Exercise instructions
In the travel account below, rewrite everything from "We walked around" down to "Arkansas or Spain." with "grocery store" swapped for "supermarket".

Source text
◆ ◆ ◆ ◆
We walked around the mall for a little while like kids in a candy store, and found our way into the grocery store inside the mall. About 20 meters into the store (I’m on metric now, get over it), I tell Erica that we might have to move to Bangkok. The store was huge, and had a selection of meat that cannot be matched by any butcher that I’m aware of in Arkansas or Spain.
Later that night, we decided to head to a restaurant for dinner because again, we’re exhausted, and Erica gets us directions using Google Maps. We’re almost there, maybe a block or two away, and she says “Turn left on the street with no name.” Being the amazing husband I am, I follow her directions to a T. Note, that my daughter is gleefully riding on my shoulders at this moment. As we walk up the street, it becomes quite clear that there are prostitutes, and I mean everywhere. My family and I were surrounded by prostitutes. Don’t get me wrong, it was pretty awesome, but this is not a cool place for my family to be. My wife started giving every woman even coming close to me a look that I wouldn’t wish on a broke-dick dog. I looked at the maps and realized it was one more unnamed street over, and we got out of there fast. Trying to ignore the multiple dildo stands in between us and the restaurant my wife had chosen, we finally arrive at our destination. The food was good, but the pitcher of Sangria was better.
◆ ◆ ◆ ◆
Extracted information
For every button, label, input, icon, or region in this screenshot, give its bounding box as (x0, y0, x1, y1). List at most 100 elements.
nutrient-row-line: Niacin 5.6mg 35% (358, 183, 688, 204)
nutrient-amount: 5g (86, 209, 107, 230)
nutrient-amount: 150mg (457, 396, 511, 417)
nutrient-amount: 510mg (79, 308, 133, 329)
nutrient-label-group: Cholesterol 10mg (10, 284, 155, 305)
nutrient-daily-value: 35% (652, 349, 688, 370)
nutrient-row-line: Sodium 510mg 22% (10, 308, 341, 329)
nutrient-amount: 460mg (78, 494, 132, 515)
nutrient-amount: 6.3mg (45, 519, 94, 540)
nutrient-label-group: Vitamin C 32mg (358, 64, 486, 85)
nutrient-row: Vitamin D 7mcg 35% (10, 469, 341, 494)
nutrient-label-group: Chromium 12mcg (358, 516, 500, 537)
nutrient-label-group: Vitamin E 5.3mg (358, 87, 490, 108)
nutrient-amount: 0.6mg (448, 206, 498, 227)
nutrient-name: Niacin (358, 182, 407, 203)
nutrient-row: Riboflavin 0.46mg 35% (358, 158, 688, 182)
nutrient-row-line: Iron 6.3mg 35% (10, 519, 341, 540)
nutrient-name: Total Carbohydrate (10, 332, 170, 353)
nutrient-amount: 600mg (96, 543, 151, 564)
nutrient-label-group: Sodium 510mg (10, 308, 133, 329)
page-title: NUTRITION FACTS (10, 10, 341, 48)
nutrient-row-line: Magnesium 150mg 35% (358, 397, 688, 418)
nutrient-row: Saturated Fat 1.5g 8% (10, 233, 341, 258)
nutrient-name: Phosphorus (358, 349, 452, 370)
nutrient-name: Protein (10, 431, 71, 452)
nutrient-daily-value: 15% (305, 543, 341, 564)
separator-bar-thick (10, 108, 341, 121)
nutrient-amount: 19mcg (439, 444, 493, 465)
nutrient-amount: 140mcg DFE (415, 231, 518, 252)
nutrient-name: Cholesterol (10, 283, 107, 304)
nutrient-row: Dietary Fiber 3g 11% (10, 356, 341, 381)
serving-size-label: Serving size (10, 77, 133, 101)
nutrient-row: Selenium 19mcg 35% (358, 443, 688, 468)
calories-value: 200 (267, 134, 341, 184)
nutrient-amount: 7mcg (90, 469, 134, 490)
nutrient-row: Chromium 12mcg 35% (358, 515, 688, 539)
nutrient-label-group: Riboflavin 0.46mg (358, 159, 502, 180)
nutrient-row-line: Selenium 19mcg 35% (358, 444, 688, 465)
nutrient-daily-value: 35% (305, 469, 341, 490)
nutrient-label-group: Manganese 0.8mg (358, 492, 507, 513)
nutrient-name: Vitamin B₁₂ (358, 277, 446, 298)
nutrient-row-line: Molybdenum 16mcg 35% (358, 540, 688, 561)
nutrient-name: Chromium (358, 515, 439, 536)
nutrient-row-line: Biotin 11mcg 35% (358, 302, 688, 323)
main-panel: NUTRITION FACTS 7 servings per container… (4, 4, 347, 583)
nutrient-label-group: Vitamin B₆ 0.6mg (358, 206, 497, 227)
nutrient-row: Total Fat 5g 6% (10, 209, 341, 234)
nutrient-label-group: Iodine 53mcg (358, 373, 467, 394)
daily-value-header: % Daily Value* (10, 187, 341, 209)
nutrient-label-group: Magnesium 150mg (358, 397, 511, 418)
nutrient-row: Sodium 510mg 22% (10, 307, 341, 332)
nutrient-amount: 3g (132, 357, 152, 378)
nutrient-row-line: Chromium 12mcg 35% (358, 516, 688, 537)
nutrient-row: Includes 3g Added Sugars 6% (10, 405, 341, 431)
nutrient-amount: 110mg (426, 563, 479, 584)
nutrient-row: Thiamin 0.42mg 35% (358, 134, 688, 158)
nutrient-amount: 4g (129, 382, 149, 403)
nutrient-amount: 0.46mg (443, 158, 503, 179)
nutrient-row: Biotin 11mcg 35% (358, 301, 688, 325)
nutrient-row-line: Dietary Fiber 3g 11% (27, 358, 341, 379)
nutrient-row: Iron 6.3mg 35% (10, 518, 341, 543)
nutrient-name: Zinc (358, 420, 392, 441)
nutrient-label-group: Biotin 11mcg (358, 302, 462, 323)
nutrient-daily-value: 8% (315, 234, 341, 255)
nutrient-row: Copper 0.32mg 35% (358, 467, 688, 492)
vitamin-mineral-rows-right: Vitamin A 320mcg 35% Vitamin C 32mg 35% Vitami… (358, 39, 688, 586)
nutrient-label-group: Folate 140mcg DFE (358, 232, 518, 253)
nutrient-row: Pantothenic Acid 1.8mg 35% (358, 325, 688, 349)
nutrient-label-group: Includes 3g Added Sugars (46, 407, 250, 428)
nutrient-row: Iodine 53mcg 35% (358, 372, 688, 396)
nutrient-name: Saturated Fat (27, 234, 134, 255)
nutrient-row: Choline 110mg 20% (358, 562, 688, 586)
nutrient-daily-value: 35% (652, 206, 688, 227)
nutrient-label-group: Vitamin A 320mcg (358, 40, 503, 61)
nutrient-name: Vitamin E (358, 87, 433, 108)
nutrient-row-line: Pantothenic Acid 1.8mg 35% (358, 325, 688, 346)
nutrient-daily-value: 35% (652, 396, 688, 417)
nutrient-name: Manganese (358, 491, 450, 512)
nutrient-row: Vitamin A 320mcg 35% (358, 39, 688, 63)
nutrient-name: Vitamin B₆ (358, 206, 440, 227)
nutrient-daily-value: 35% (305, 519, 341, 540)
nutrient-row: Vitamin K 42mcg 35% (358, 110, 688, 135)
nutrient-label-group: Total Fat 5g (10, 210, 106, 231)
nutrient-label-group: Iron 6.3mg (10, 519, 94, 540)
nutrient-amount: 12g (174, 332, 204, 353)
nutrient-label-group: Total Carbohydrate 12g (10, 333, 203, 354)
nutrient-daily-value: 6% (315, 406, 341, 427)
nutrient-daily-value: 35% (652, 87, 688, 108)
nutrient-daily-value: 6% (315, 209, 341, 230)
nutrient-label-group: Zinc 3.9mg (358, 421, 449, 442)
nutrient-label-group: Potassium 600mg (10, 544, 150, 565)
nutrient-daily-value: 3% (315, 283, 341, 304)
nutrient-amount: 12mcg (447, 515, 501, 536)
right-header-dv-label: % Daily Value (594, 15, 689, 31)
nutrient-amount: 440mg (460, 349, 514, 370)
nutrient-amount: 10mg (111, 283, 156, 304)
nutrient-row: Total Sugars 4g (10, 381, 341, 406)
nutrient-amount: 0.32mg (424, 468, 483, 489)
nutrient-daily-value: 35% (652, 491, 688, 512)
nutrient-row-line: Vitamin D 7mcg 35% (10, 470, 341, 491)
◆ ◆ ◆ ◆
Exercise answer
We walked around the mall for a little while like kids in a candy store, and found our way into the supermarket inside the mall. About 20 meters into the store (I’m on metric now, get over it), I tell Erica that we might have to move to Bangkok. The store was huge, and had a selection of meat that cannot be matched by any butcher that I’m aware of in Arkansas or Spain.